- [TASK DESCRIPTION]:
State how many lines hold the word "Bonds", with no other words.

- [RECORDS PROVIDED]:
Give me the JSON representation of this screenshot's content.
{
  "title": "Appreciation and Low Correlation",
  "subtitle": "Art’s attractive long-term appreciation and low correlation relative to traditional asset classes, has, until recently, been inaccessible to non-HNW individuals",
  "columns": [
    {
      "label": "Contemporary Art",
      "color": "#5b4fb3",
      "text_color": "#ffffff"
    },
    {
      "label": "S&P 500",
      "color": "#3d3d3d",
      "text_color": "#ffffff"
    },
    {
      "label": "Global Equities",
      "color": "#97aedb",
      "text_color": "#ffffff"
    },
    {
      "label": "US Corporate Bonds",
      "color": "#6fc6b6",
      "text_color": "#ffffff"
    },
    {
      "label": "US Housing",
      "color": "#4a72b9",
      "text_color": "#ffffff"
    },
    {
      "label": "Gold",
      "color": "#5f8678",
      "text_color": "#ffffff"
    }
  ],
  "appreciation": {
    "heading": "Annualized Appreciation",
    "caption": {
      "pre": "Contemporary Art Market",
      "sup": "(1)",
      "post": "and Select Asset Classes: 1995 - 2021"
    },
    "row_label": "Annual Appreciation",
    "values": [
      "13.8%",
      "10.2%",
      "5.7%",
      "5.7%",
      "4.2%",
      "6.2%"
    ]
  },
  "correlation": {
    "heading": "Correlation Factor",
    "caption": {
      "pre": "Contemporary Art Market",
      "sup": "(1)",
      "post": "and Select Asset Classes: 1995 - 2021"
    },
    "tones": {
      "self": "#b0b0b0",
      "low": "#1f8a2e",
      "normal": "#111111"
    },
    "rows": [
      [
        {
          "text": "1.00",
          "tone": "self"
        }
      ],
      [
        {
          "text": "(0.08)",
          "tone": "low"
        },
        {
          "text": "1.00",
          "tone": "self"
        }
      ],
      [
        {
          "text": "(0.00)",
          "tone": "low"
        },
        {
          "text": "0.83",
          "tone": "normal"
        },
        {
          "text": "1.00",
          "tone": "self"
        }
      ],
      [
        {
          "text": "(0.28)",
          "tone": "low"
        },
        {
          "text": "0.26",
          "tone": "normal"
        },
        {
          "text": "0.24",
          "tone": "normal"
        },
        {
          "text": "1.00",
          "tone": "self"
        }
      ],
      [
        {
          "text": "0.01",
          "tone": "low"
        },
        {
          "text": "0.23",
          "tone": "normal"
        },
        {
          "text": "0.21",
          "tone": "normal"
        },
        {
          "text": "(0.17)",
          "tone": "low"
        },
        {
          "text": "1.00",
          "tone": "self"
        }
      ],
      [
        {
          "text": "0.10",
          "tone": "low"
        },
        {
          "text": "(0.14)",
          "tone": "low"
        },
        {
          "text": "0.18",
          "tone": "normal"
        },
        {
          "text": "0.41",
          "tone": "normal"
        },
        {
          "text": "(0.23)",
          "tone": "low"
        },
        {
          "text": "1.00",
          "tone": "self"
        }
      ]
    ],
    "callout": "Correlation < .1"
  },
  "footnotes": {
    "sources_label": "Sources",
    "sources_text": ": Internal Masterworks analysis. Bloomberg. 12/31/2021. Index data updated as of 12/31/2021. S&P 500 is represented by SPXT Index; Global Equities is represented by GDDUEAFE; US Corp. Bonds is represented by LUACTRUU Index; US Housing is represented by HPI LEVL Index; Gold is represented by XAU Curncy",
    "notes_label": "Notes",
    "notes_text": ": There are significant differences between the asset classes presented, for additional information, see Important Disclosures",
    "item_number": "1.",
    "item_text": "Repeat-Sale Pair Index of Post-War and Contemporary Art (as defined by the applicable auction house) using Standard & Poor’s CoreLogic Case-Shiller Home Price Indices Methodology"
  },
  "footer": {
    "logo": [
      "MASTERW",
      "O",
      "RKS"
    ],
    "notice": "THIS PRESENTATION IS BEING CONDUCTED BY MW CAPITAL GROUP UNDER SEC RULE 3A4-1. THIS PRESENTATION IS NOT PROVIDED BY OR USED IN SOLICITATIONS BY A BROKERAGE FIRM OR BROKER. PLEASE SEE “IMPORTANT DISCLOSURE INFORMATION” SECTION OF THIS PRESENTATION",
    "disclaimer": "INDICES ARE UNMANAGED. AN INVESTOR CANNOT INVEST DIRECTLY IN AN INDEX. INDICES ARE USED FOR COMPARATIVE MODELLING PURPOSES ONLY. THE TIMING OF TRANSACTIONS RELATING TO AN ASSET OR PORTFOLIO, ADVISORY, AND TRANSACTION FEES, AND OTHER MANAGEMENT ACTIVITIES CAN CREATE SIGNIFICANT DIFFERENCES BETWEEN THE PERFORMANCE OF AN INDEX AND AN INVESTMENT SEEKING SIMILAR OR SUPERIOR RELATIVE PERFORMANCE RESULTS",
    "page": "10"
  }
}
==
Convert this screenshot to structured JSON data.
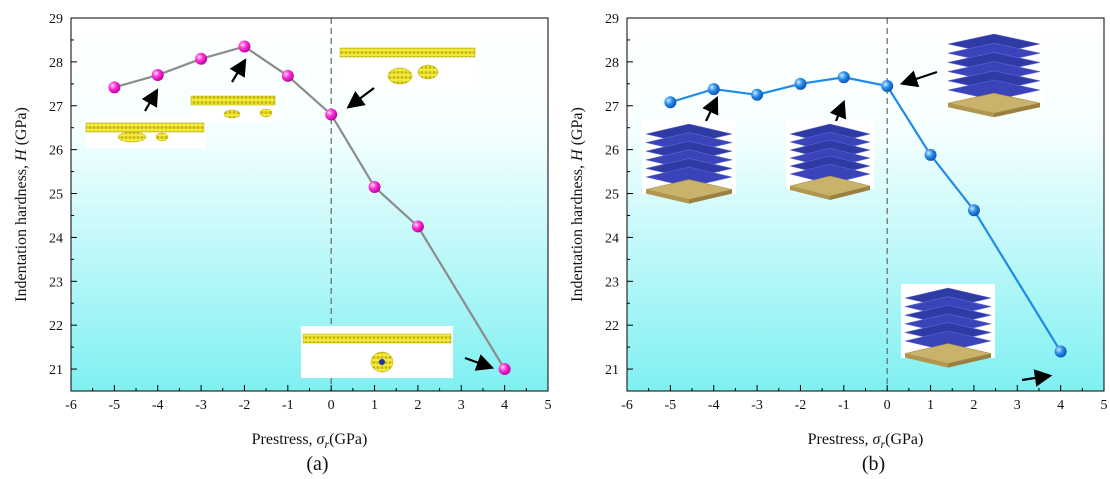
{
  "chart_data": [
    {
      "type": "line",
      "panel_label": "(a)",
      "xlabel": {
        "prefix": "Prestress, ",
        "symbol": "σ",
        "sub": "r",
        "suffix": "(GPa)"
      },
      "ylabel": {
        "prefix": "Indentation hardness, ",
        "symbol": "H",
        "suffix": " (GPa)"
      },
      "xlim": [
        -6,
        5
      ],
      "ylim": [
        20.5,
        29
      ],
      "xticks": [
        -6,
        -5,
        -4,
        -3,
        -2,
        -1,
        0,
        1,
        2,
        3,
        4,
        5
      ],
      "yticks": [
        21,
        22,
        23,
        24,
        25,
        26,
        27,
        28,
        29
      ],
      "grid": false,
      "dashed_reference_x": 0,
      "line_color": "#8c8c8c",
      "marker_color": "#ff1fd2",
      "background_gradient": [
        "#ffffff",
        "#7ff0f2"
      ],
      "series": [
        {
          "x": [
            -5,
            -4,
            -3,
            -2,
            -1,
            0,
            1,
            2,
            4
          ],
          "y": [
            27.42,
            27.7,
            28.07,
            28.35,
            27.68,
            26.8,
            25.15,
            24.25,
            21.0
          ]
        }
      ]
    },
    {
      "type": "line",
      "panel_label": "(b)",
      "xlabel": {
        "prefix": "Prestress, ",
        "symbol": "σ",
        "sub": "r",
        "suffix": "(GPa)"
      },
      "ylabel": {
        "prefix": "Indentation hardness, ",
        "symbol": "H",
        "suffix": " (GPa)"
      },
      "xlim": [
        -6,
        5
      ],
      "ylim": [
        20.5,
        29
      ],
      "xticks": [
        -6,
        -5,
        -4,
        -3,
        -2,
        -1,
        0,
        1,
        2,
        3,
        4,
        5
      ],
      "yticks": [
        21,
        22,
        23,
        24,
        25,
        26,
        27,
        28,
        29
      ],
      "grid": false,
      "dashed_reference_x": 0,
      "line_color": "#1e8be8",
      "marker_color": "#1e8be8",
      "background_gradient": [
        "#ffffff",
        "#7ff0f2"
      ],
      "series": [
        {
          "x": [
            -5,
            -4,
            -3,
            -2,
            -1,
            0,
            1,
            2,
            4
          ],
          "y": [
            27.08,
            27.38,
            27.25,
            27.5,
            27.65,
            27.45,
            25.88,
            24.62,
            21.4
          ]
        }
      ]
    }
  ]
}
...
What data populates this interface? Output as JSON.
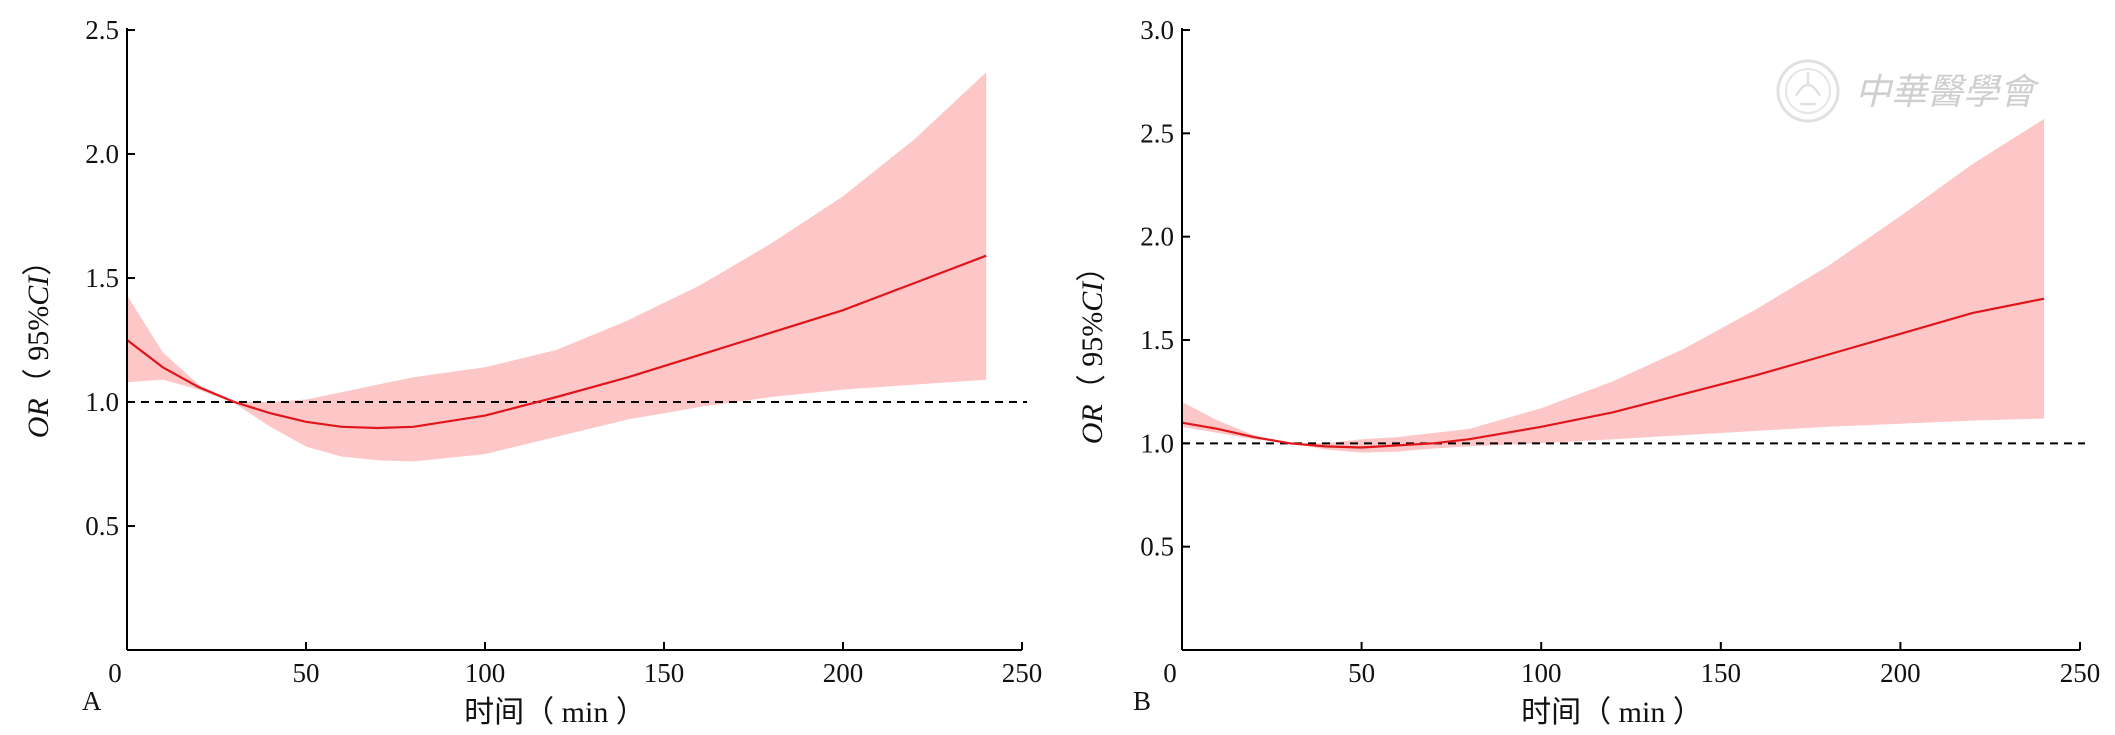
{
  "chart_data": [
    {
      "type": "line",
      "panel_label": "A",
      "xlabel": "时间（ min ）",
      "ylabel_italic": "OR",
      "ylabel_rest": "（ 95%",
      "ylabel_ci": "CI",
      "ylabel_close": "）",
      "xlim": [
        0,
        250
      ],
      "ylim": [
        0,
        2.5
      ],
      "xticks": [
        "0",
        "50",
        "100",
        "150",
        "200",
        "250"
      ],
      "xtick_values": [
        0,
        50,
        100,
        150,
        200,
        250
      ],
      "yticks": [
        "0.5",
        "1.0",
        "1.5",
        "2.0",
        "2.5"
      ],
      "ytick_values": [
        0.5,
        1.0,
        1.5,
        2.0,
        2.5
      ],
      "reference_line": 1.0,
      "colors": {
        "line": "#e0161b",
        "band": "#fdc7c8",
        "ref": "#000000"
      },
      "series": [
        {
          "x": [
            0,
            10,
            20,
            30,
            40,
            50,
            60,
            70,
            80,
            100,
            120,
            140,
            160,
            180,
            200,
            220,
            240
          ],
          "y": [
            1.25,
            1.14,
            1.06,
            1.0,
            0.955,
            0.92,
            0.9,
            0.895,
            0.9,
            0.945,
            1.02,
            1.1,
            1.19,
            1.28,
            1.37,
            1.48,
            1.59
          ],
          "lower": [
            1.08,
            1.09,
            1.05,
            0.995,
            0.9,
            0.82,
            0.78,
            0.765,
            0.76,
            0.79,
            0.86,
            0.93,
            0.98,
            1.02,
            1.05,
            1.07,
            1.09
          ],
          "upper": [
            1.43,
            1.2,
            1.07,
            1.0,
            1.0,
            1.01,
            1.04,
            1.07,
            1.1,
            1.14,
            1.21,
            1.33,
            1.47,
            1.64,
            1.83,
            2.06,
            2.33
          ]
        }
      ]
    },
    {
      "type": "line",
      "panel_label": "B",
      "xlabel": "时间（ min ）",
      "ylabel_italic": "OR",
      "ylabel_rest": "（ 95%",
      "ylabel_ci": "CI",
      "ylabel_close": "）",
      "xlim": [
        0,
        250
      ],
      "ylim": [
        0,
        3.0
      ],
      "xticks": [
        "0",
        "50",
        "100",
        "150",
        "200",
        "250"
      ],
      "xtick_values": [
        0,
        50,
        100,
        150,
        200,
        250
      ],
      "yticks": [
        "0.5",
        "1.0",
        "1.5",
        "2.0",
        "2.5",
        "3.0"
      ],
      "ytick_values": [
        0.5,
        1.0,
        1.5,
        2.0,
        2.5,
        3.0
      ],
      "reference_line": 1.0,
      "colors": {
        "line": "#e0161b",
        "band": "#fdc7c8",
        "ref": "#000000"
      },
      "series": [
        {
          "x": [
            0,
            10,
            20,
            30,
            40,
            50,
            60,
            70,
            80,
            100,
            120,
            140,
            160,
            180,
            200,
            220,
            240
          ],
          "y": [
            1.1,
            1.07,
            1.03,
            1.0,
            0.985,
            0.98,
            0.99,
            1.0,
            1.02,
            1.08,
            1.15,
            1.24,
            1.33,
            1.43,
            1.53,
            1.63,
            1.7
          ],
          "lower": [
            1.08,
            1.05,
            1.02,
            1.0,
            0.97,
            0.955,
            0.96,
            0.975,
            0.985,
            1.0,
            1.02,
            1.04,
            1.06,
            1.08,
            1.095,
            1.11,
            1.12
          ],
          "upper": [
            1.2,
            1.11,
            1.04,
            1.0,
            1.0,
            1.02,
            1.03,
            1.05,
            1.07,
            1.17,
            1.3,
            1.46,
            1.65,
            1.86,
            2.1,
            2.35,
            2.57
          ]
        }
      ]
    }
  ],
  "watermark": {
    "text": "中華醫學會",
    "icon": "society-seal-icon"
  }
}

- [TASK RESPONSE]:
2